__Dataset records__:
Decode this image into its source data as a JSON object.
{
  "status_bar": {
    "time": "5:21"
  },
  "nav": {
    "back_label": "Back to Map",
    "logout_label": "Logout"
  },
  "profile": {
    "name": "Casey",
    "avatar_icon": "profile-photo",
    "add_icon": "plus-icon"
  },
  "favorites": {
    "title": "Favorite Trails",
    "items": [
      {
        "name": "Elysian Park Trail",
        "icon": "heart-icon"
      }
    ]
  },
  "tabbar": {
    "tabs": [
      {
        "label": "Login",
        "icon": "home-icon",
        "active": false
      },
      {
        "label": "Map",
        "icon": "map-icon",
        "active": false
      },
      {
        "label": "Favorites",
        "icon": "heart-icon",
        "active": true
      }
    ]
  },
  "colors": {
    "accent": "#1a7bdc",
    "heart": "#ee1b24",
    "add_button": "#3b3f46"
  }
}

__Written problem__:
Reproduce the records in full, exactly as written.

__Result for this task__:
Decode this image into its source data as a JSON object.
{
  "status_bar": {
    "time": "5:21"
  },
  "nav": {
    "back_label": "Back to Map",
    "logout_label": "Logout"
  },
  "profile": {
    "name": "Casey",
    "avatar_icon": "profile-photo",
    "add_icon": "plus-icon"
  },
  "favorites": {
    "title": "Favorite Trails",
    "items": [
      {
        "name": "Elysian Park Trail",
        "icon": "heart-icon"
      }
    ]
  },
  "tabbar": {
    "tabs": [
      {
        "label": "Login",
        "icon": "home-icon",
        "active": false
      },
      {
        "label": "Map",
        "icon": "map-icon",
        "active": false
      },
      {
        "label": "Favorites",
        "icon": "heart-icon",
        "active": true
      }
    ]
  },
  "colors": {
    "accent": "#1a7bdc",
    "heart": "#ee1b24",
    "add_button": "#3b3f46"
  }
}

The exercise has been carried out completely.